═════ Data shown ═════

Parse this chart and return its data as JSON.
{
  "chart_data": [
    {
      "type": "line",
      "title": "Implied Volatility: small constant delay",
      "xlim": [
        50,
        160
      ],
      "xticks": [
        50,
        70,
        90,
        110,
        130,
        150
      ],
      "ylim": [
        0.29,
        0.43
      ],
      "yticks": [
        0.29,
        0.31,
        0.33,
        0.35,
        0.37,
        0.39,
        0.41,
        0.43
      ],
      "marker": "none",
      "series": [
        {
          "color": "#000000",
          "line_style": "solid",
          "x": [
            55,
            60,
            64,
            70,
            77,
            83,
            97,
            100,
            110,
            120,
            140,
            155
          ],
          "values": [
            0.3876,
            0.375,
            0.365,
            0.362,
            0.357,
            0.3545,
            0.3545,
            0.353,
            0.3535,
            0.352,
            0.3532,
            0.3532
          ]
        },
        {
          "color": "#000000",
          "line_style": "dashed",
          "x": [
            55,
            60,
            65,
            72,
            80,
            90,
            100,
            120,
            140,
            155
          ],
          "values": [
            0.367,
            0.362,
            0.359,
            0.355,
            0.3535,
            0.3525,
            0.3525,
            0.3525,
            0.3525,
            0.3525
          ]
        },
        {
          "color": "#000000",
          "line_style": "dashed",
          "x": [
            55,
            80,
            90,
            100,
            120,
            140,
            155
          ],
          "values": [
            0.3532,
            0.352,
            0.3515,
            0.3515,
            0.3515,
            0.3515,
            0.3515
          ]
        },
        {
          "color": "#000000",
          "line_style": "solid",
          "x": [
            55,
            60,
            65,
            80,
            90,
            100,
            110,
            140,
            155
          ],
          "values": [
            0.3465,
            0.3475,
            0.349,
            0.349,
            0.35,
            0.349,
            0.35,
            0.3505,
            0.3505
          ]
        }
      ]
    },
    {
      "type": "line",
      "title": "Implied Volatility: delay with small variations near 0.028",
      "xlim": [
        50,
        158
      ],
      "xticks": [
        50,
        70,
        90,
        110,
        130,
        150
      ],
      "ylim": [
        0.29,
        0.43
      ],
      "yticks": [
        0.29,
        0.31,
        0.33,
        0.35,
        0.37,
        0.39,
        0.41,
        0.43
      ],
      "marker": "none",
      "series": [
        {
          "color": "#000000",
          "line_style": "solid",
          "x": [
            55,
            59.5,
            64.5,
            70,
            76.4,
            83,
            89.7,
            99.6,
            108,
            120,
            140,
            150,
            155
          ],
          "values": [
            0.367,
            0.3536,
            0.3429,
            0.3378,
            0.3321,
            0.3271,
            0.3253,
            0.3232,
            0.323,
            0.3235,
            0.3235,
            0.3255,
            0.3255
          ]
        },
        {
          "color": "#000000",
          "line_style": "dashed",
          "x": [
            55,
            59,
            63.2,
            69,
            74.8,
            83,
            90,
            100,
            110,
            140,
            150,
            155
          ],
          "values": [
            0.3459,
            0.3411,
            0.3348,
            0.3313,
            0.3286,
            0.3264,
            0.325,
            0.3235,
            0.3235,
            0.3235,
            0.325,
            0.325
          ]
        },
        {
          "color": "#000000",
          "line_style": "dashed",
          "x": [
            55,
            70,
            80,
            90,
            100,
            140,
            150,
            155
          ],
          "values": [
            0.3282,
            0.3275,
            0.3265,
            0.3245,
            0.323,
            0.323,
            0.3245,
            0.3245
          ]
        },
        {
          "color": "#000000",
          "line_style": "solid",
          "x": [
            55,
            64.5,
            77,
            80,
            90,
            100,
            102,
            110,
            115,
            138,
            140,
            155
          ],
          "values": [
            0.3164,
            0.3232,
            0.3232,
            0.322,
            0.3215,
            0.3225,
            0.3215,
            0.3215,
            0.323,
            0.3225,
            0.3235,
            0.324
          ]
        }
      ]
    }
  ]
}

═════

What you will do | Write out every line from the records above, word for word.

Solution to the exercise |
Parse this chart and return its data as JSON.
{
  "chart_data": [
    {
      "type": "line",
      "title": "Implied Volatility: small constant delay",
      "xlim": [
        50,
        160
      ],
      "xticks": [
        50,
        70,
        90,
        110,
        130,
        150
      ],
      "ylim": [
        0.29,
        0.43
      ],
      "yticks": [
        0.29,
        0.31,
        0.33,
        0.35,
        0.37,
        0.39,
        0.41,
        0.43
      ],
      "marker": "none",
      "series": [
        {
          "color": "#000000",
          "line_style": "solid",
          "x": [
            55,
            60,
            64,
            70,
            77,
            83,
            97,
            100,
            110,
            120,
            140,
            155
          ],
          "values": [
            0.3876,
            0.375,
            0.365,
            0.362,
            0.357,
            0.3545,
            0.3545,
            0.353,
            0.3535,
            0.352,
            0.3532,
            0.3532
          ]
        },
        {
          "color": "#000000",
          "line_style": "dashed",
          "x": [
            55,
            60,
            65,
            72,
            80,
            90,
            100,
            120,
            140,
            155
          ],
          "values": [
            0.367,
            0.362,
            0.359,
            0.355,
            0.3535,
            0.3525,
            0.3525,
            0.3525,
            0.3525,
            0.3525
          ]
        },
        {
          "color": "#000000",
          "line_style": "dashed",
          "x": [
            55,
            80,
            90,
            100,
            120,
            140,
            155
          ],
          "values": [
            0.3532,
            0.352,
            0.3515,
            0.3515,
            0.3515,
            0.3515,
            0.3515
          ]
        },
        {
          "color": "#000000",
          "line_style": "solid",
          "x": [
            55,
            60,
            65,
            80,
            90,
            100,
            110,
            140,
            155
          ],
          "values": [
            0.3465,
            0.3475,
            0.349,
            0.349,
            0.35,
            0.349,
            0.35,
            0.3505,
            0.3505
          ]
        }
      ]
    },
    {
      "type": "line",
      "title": "Implied Volatility: delay with small variations near 0.028",
      "xlim": [
        50,
        158
      ],
      "xticks": [
        50,
        70,
        90,
        110,
        130,
        150
      ],
      "ylim": [
        0.29,
        0.43
      ],
      "yticks": [
        0.29,
        0.31,
        0.33,
        0.35,
        0.37,
        0.39,
        0.41,
        0.43
      ],
      "marker": "none",
      "series": [
        {
          "color": "#000000",
          "line_style": "solid",
          "x": [
            55,
            59.5,
            64.5,
            70,
            76.4,
            83,
            89.7,
            99.6,
            108,
            120,
            140,
            150,
            155
          ],
          "values": [
            0.367,
            0.3536,
            0.3429,
            0.3378,
            0.3321,
            0.3271,
            0.3253,
            0.3232,
            0.323,
            0.3235,
            0.3235,
            0.3255,
            0.3255
          ]
        },
        {
          "color": "#000000",
          "line_style": "dashed",
          "x": [
            55,
            59,
            63.2,
            69,
            74.8,
            83,
            90,
            100,
            110,
            140,
            150,
            155
          ],
          "values": [
            0.3459,
            0.3411,
            0.3348,
            0.3313,
            0.3286,
            0.3264,
            0.325,
            0.3235,
            0.3235,
            0.3235,
            0.325,
            0.325
          ]
        },
        {
          "color": "#000000",
          "line_style": "dashed",
          "x": [
            55,
            70,
            80,
            90,
            100,
            140,
            150,
            155
          ],
          "values": [
            0.3282,
            0.3275,
            0.3265,
            0.3245,
            0.323,
            0.323,
            0.3245,
            0.3245
          ]
        },
        {
          "color": "#000000",
          "line_style": "solid",
          "x": [
            55,
            64.5,
            77,
            80,
            90,
            100,
            102,
            110,
            115,
            138,
            140,
            155
          ],
          "values": [
            0.3164,
            0.3232,
            0.3232,
            0.322,
            0.3215,
            0.3225,
            0.3215,
            0.3215,
            0.323,
            0.3225,
            0.3235,
            0.324
          ]
        }
      ]
    }
  ]
}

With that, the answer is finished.